- **Exercise goal**
Print exactly the lines from the one containing "What data populates" through the last line of the records below, both included, and nothing else; omit any pictures.

- **Supplied records**
┄┄┄┄┄┄┄┄┄┄

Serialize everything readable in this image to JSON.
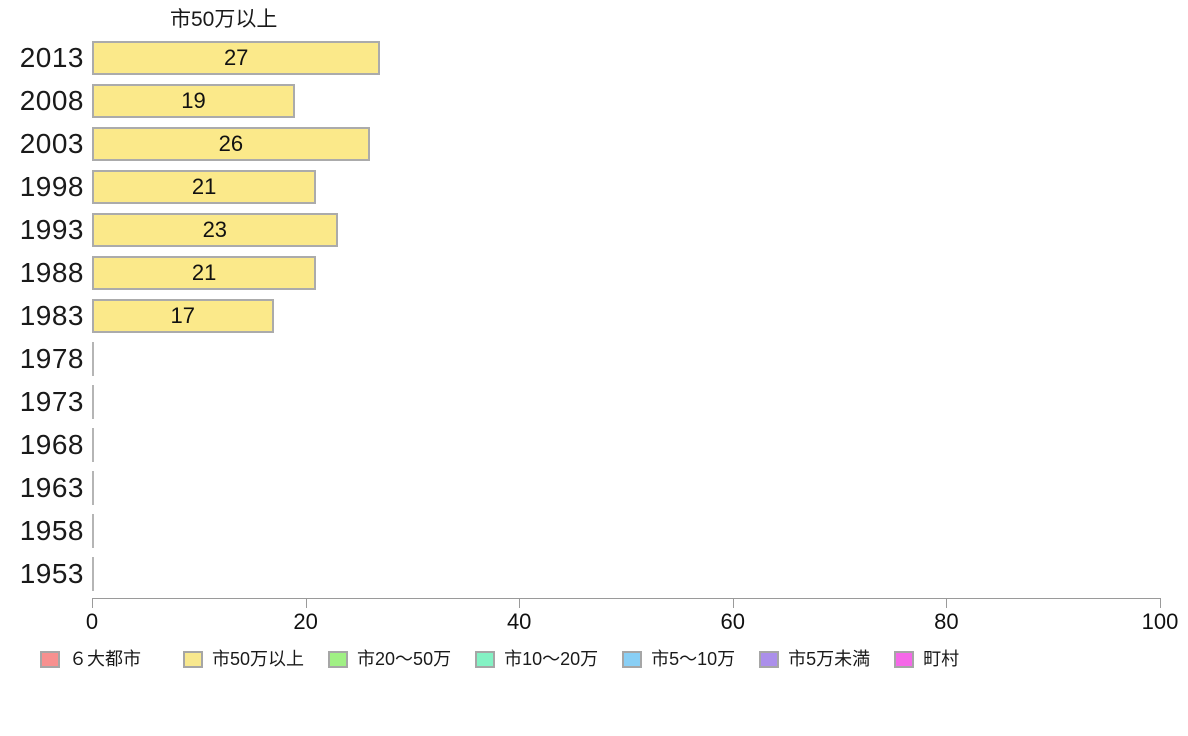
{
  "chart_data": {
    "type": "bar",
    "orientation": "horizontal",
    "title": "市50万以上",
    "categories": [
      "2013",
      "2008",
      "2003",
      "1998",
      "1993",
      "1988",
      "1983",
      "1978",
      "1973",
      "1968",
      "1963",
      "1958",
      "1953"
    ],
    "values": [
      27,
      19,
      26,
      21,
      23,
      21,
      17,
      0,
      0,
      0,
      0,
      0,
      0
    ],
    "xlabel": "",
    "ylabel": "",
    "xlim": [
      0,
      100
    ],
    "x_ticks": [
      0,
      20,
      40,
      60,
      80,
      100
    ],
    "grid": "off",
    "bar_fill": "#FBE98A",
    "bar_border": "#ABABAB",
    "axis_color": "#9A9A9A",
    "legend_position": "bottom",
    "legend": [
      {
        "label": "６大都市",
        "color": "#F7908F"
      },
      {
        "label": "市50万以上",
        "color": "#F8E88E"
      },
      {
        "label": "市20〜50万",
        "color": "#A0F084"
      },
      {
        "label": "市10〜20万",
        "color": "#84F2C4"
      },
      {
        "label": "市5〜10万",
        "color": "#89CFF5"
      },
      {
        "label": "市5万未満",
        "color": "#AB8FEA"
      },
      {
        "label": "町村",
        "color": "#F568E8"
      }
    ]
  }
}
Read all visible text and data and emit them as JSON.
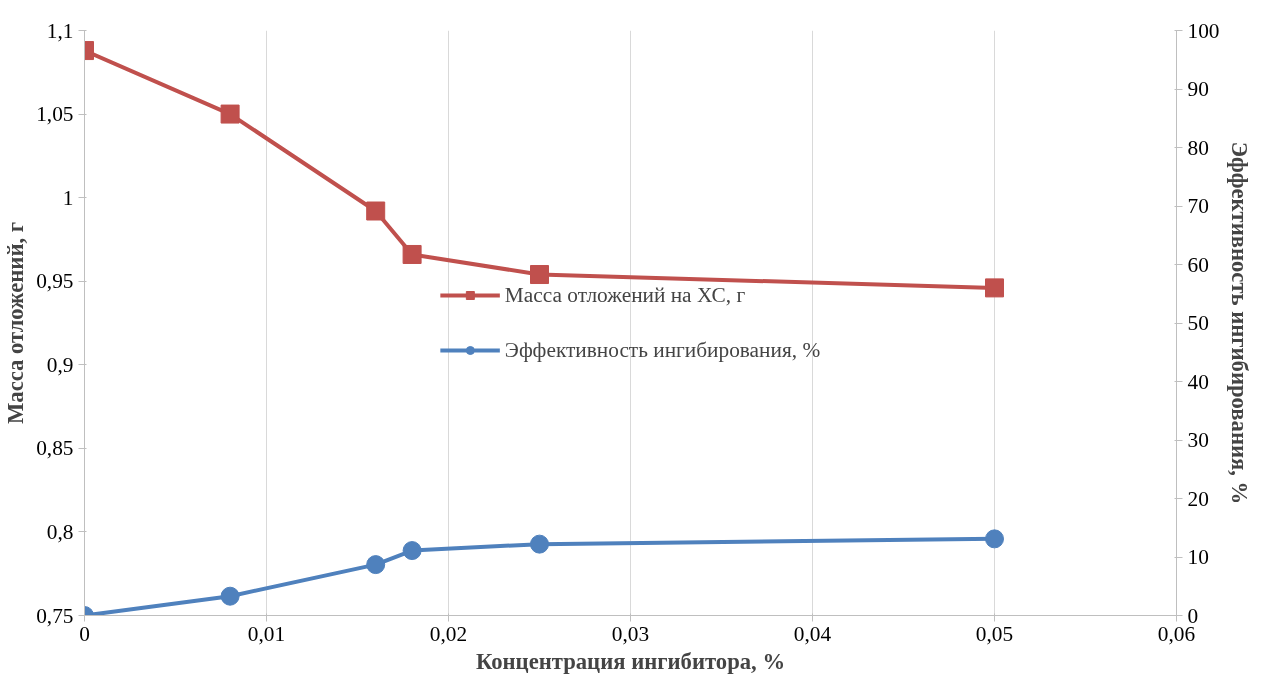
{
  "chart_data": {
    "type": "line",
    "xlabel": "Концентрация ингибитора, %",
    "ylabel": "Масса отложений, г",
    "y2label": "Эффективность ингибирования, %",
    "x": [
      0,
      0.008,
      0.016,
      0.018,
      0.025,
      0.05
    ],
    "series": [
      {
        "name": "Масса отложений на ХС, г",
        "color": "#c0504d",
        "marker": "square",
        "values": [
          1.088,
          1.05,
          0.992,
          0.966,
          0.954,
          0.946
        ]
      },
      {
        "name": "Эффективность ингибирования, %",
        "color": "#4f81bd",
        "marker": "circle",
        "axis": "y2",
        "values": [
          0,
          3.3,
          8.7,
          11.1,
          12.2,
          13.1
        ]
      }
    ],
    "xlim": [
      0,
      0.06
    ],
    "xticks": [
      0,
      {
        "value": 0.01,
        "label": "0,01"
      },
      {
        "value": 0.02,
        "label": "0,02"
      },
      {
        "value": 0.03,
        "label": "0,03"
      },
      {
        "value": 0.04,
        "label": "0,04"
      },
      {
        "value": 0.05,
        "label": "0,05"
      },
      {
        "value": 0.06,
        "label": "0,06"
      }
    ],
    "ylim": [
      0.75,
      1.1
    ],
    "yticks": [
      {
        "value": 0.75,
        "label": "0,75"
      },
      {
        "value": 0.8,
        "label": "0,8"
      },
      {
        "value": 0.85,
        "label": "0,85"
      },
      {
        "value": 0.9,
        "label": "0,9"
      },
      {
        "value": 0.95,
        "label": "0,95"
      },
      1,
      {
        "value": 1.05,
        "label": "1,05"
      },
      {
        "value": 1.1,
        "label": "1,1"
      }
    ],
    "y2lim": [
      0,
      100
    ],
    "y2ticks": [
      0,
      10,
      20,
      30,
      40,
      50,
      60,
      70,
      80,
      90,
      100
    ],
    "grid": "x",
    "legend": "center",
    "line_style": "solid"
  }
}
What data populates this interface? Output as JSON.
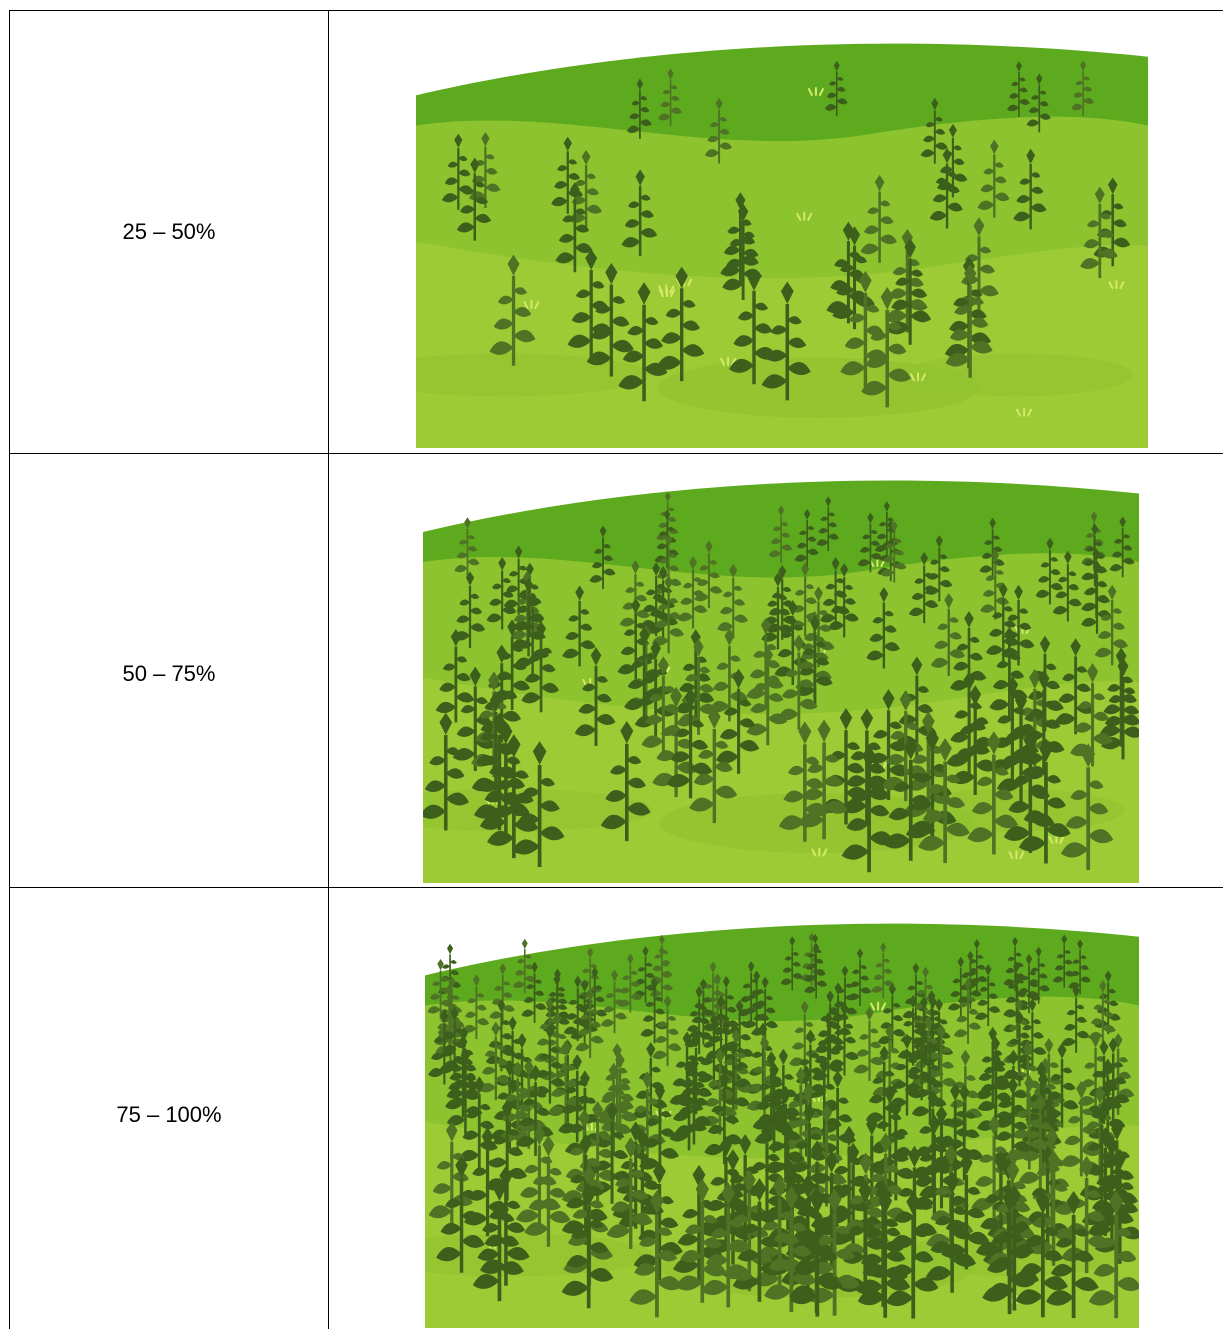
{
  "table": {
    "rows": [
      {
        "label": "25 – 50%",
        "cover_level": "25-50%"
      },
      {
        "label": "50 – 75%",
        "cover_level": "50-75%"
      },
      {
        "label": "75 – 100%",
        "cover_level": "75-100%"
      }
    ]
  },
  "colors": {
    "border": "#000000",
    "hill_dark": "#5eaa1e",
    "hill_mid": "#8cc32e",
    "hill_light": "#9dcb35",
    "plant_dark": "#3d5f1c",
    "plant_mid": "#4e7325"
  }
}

┄┄┄┄┄┄┄┄┄┄

- **Exercise output**
What data populates this interface? Output as JSON.
{
  "table": {
    "rows": [
      {
        "label": "25 – 50%",
        "cover_level": "25-50%"
      },
      {
        "label": "50 – 75%",
        "cover_level": "50-75%"
      },
      {
        "label": "75 – 100%",
        "cover_level": "75-100%"
      }
    ]
  },
  "colors": {
    "border": "#000000",
    "hill_dark": "#5eaa1e",
    "hill_mid": "#8cc32e",
    "hill_light": "#9dcb35",
    "plant_dark": "#3d5f1c",
    "plant_mid": "#4e7325"
  }
}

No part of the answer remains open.